WRITTEN REQUEST: Count every line in the entries that contains "classes". Report that count alone.

Data tied to figure images
[START]

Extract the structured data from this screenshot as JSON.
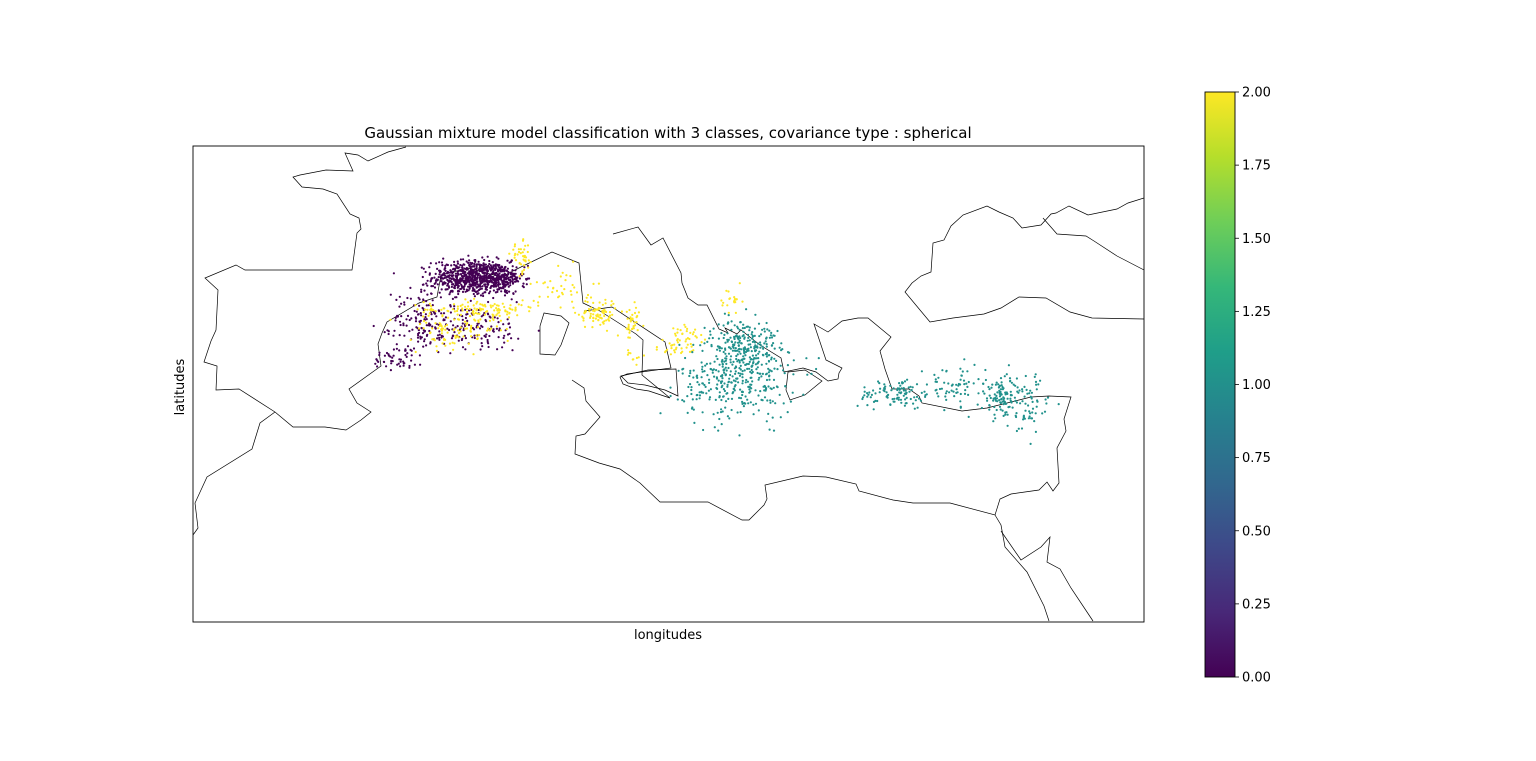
{
  "chart_data": {
    "type": "scatter",
    "title": "Gaussian mixture model classification with 3 classes, covariance type : spherical",
    "xlabel": "longitudes",
    "ylabel": "latitudes",
    "xlim": [
      -10,
      40
    ],
    "ylim": [
      25,
      50
    ],
    "colorbar": {
      "colormap": "viridis",
      "range": [
        0.0,
        2.0
      ],
      "ticks": [
        "0.00",
        "0.25",
        "0.50",
        "0.75",
        "1.00",
        "1.25",
        "1.50",
        "1.75",
        "2.00"
      ],
      "colors": [
        "#440154",
        "#482878",
        "#3e4989",
        "#31688e",
        "#26828e",
        "#1f9e89",
        "#35b779",
        "#6ece58",
        "#b5de2b",
        "#fde725"
      ]
    },
    "classes": [
      {
        "value": 0,
        "color": "#440154"
      },
      {
        "value": 1,
        "color": "#21918c"
      },
      {
        "value": 2,
        "color": "#fde725"
      }
    ],
    "clusters": [
      {
        "class": 0,
        "lon": 4.6,
        "lat": 43.1,
        "slon": 1.0,
        "slat": 0.45,
        "n": 650
      },
      {
        "class": 0,
        "lon": 6.2,
        "lat": 43.0,
        "slon": 0.6,
        "slat": 0.4,
        "n": 200
      },
      {
        "class": 0,
        "lon": 2.0,
        "lat": 41.0,
        "slon": 0.7,
        "slat": 0.9,
        "n": 110
      },
      {
        "class": 0,
        "lon": 4.5,
        "lat": 40.4,
        "slon": 1.6,
        "slat": 0.6,
        "n": 150
      },
      {
        "class": 0,
        "lon": 0.8,
        "lat": 38.9,
        "slon": 0.7,
        "slat": 0.35,
        "n": 50
      },
      {
        "class": 2,
        "lon": 5.2,
        "lat": 41.4,
        "slon": 1.5,
        "slat": 0.25,
        "n": 120
      },
      {
        "class": 2,
        "lon": 3.8,
        "lat": 40.4,
        "slon": 1.2,
        "slat": 0.5,
        "n": 90
      },
      {
        "class": 2,
        "lon": 7.3,
        "lat": 44.1,
        "slon": 0.3,
        "slat": 0.4,
        "n": 40
      },
      {
        "class": 2,
        "lon": 11.3,
        "lat": 41.2,
        "slon": 0.5,
        "slat": 0.4,
        "n": 80
      },
      {
        "class": 2,
        "lon": 9.5,
        "lat": 42.6,
        "slon": 0.8,
        "slat": 0.5,
        "n": 40
      },
      {
        "class": 2,
        "lon": 13.1,
        "lat": 40.6,
        "slon": 0.2,
        "slat": 0.5,
        "n": 35
      },
      {
        "class": 2,
        "lon": 18.3,
        "lat": 41.8,
        "slon": 0.3,
        "slat": 0.4,
        "n": 20
      },
      {
        "class": 2,
        "lon": 16.0,
        "lat": 40.2,
        "slon": 0.5,
        "slat": 0.3,
        "n": 25
      },
      {
        "class": 2,
        "lon": 15.5,
        "lat": 39.4,
        "slon": 0.6,
        "slat": 0.3,
        "n": 30
      },
      {
        "class": 2,
        "lon": 13.2,
        "lat": 39.0,
        "slon": 0.2,
        "slat": 0.2,
        "n": 10
      },
      {
        "class": 1,
        "lon": 19.0,
        "lat": 39.7,
        "slon": 0.9,
        "slat": 0.6,
        "n": 200
      },
      {
        "class": 1,
        "lon": 18.6,
        "lat": 37.7,
        "slon": 1.5,
        "slat": 1.0,
        "n": 350
      },
      {
        "class": 1,
        "lon": 27.0,
        "lat": 37.0,
        "slon": 1.0,
        "slat": 0.4,
        "n": 100
      },
      {
        "class": 1,
        "lon": 30.0,
        "lat": 37.4,
        "slon": 0.8,
        "slat": 0.5,
        "n": 60
      },
      {
        "class": 1,
        "lon": 32.6,
        "lat": 36.8,
        "slon": 0.6,
        "slat": 0.6,
        "n": 120
      },
      {
        "class": 1,
        "lon": 34.0,
        "lat": 36.3,
        "slon": 0.5,
        "slat": 0.8,
        "n": 50
      }
    ]
  }
}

[END]

COMPLETE ANSWER: 2